(Data items)
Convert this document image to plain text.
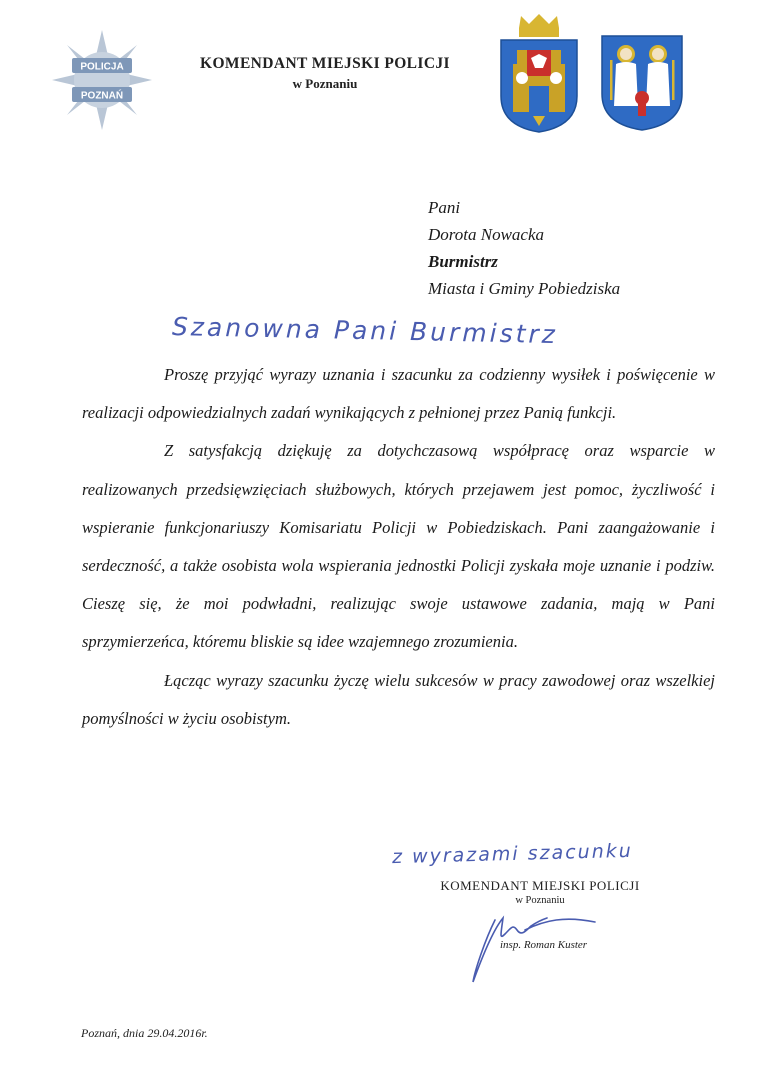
POLICJA
POZNAŃ
KOMENDANT MIEJSKI POLICJI
w Poznaniu
Pani
Dorota Nowacka
Burmistrz
Miasta i Gminy Pobiedziska
Szanowna Pani Burmistrz

Proszę przyjąć wyrazy uznania i szacunku za codzienny wysiłek i poświęcenie w realizacji odpowiedzialnych zadań wynikających z pełnionej przez Panią funkcji.

Z satysfakcją dziękuję za dotychczasową współpracę oraz wsparcie w realizowanych przedsięwzięciach służbowych, których przejawem jest pomoc, życzliwość i wspieranie funkcjonariuszy Komisariatu Policji w Pobiedziskach. Pani zaangażowanie i serdeczność, a także osobista wola wspierania jednostki Policji zyskała moje uznanie i podziw. Cieszę się, że moi podwładni, realizując swoje ustawowe zadania, mają w Pani sprzymierzeńca, któremu bliskie są idee wzajemnego zrozumienia.

Łącząc wyrazy szacunku życzę wielu sukcesów w pracy zawodowej oraz wszelkiej pomyślności w życiu osobistym.

z wyrazami szacunku
KOMENDANT MIEJSKI POLICJI
w Poznaniu
insp. Roman Kuster
Poznań, dnia 29.04.2016r.
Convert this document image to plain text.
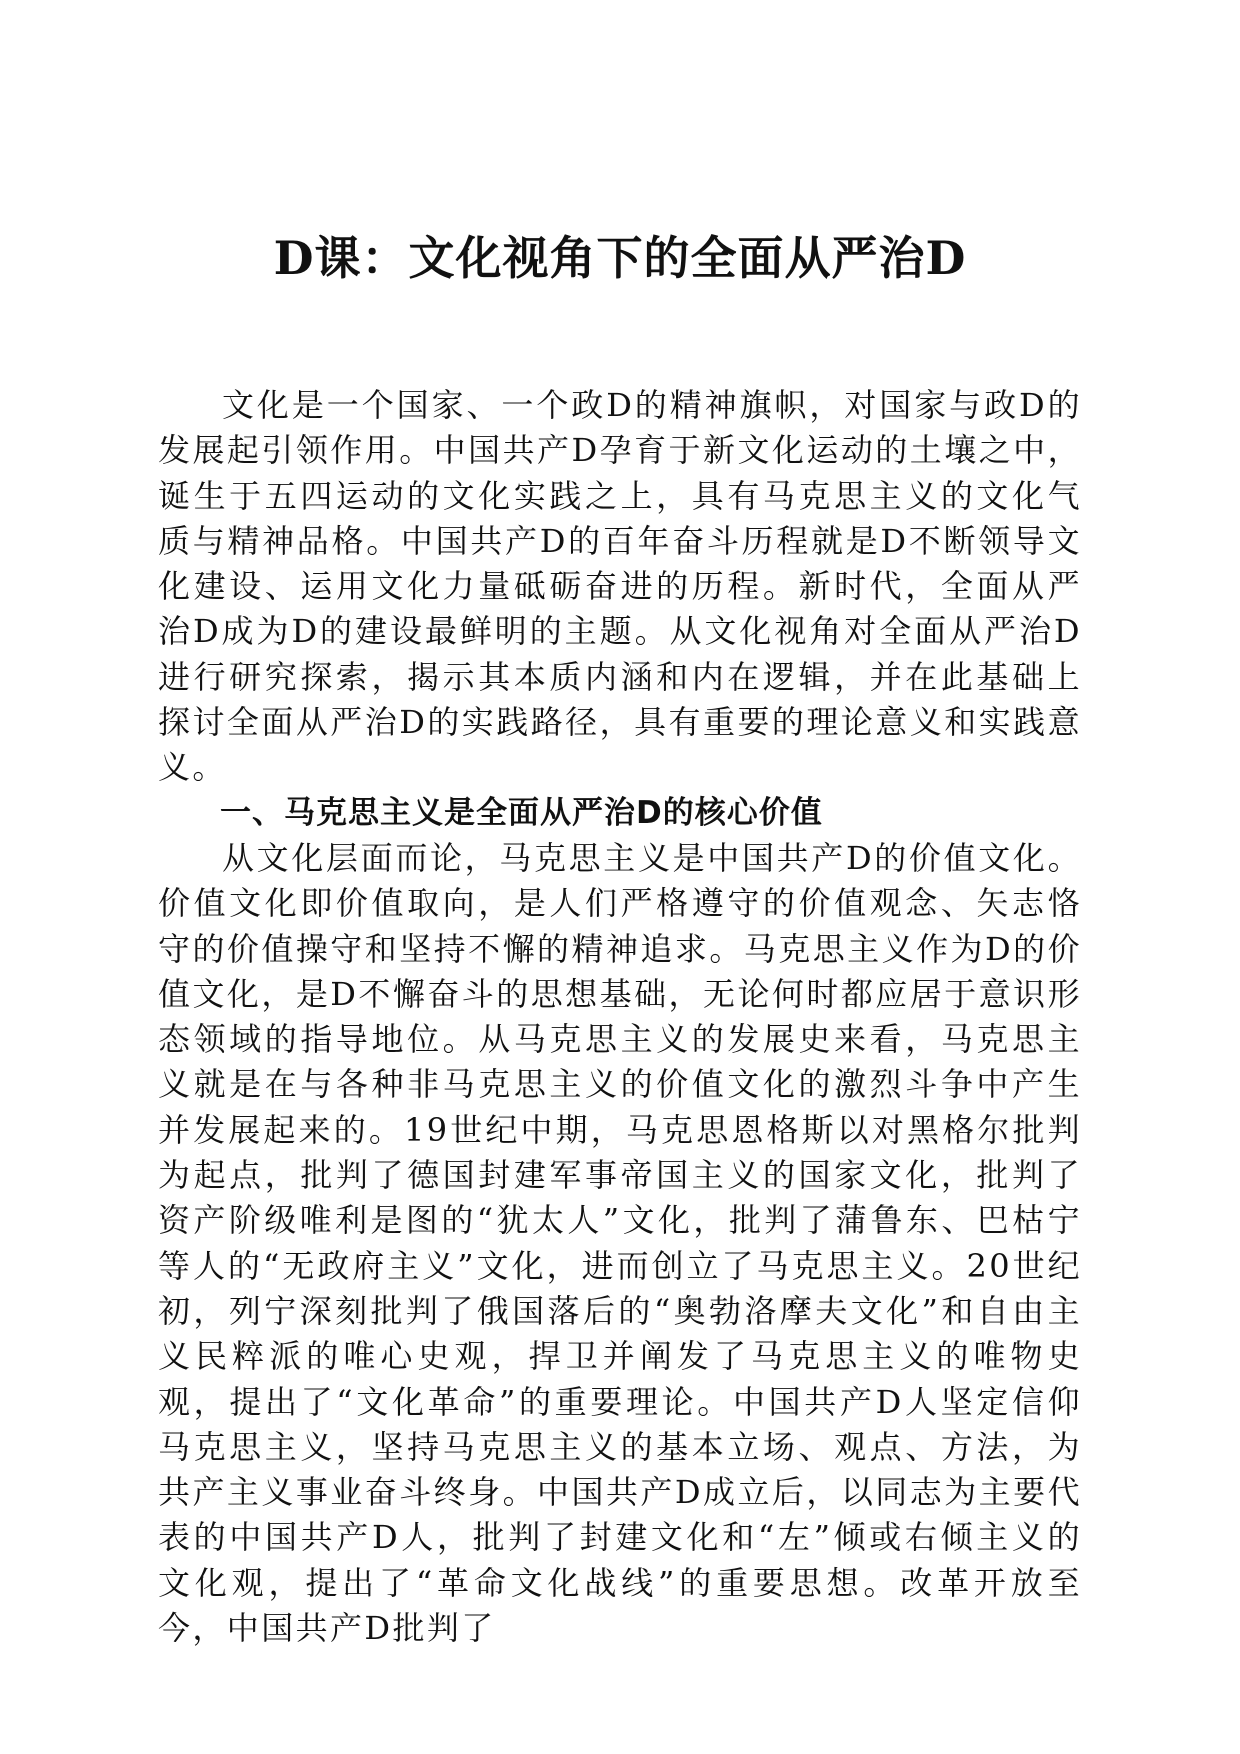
D课：文化视角下的全面从严治D

文化是一个国家、一个政D的精神旗帜，对国家与政D的发展起引领作用。中国共产D孕育于新文化运动的土壤之中，诞生于五四运动的文化实践之上，具有马克思主义的文化气质与精神品格。中国共产D的百年奋斗历程就是D不断领导文化建设、运用文化力量砥砺奋进的历程。新时代，全面从严治D成为D的建设最鲜明的主题。从文化视角对全面从严治D进行研究探索，揭示其本质内涵和内在逻辑，并在此基础上探讨全面从严治D的实践路径，具有重要的理论意义和实践意义。

一、马克思主义是全面从严治D的核心价值

从文化层面而论，马克思主义是中国共产D的价值文化。价值文化即价值取向，是人们严格遵守的价值观念、矢志恪守的价值操守和坚持不懈的精神追求。马克思主义作为D的价值文化，是D不懈奋斗的思想基础，无论何时都应居于意识形态领域的指导地位。从马克思主义的发展史来看，马克思主义就是在与各种非马克思主义的价值文化的激烈斗争中产生并发展起来的。19世纪中期，马克思恩格斯以对黑格尔批判为起点，批判了德国封建军事帝国主义的国家文化，批判了资产阶级唯利是图的“犹太人”文化，批判了蒲鲁东、巴枯宁等人的“无政府主义”文化，进而创立了马克思主义。20世纪初，列宁深刻批判了俄国落后的“奥勃洛摩夫文化”和自由主义民粹派的唯心史观，捍卫并阐发了马克思主义的唯物史观，提出了“文化革命”的重要理论。中国共产D人坚定信仰马克思主义，坚持马克思主义的基本立场、观点、方法，为共产主义事业奋斗终身。中国共产D成立后，以同志为主要代表的中国共产D人，批判了封建文化和“左”倾或右倾主义的文化观，提出了“革命文化战线”的重要思想。改革开放至今，中国共产D批判了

● WHAT YOU HAVE TO DO
Exclude the pictures and repeat every other part of the records word for word.

● SOLVED PROBLEM
Convert this document image to plain text.
POLICJA
POZNAŃ
KOMENDANT MIEJSKI POLICJI
w Poznaniu
Pani
Dorota Nowacka
Burmistrz
Miasta i Gminy Pobiedziska
Szanowna Pani Burmistrz

Proszę przyjąć wyrazy uznania i szacunku za codzienny wysiłek i poświęcenie w realizacji odpowiedzialnych zadań wynikających z pełnionej przez Panią funkcji.

Z satysfakcją dziękuję za dotychczasową współpracę oraz wsparcie w realizowanych przedsięwzięciach służbowych, których przejawem jest pomoc, życzliwość i wspieranie funkcjonariuszy Komisariatu Policji w Pobiedziskach. Pani zaangażowanie i serdeczność, a także osobista wola wspierania jednostki Policji zyskała moje uznanie i podziw. Cieszę się, że moi podwładni, realizując swoje ustawowe zadania, mają w Pani sprzymierzeńca, któremu bliskie są idee wzajemnego zrozumienia.

Łącząc wyrazy szacunku życzę wielu sukcesów w pracy zawodowej oraz wszelkiej pomyślności w życiu osobistym.

z wyrazami szacunku
KOMENDANT MIEJSKI POLICJI
w Poznaniu
insp. Roman Kuster
Poznań, dnia 29.04.2016r.
Convert this document image to plain text.
D课：文化视角下的全面从严治D

文化是一个国家、一个政D的精神旗帜，对国家与政D的发展起引领作用。中国共产D孕育于新文化运动的土壤之中，诞生于五四运动的文化实践之上，具有马克思主义的文化气质与精神品格。中国共产D的百年奋斗历程就是D不断领导文化建设、运用文化力量砥砺奋进的历程。新时代，全面从严治D成为D的建设最鲜明的主题。从文化视角对全面从严治D进行研究探索，揭示其本质内涵和内在逻辑，并在此基础上探讨全面从严治D的实践路径，具有重要的理论意义和实践意义。

一、马克思主义是全面从严治D的核心价值

从文化层面而论，马克思主义是中国共产D的价值文化。价值文化即价值取向，是人们严格遵守的价值观念、矢志恪守的价值操守和坚持不懈的精神追求。马克思主义作为D的价值文化，是D不懈奋斗的思想基础，无论何时都应居于意识形态领域的指导地位。从马克思主义的发展史来看，马克思主义就是在与各种非马克思主义的价值文化的激烈斗争中产生并发展起来的。19世纪中期，马克思恩格斯以对黑格尔批判为起点，批判了德国封建军事帝国主义的国家文化，批判了资产阶级唯利是图的“犹太人”文化，批判了蒲鲁东、巴枯宁等人的“无政府主义”文化，进而创立了马克思主义。20世纪初，列宁深刻批判了俄国落后的“奥勃洛摩夫文化”和自由主义民粹派的唯心史观，捍卫并阐发了马克思主义的唯物史观，提出了“文化革命”的重要理论。中国共产D人坚定信仰马克思主义，坚持马克思主义的基本立场、观点、方法，为共产主义事业奋斗终身。中国共产D成立后，以同志为主要代表的中国共产D人，批判了封建文化和“左”倾或右倾主义的文化观，提出了“革命文化战线”的重要思想。改革开放至今，中国共产D批判了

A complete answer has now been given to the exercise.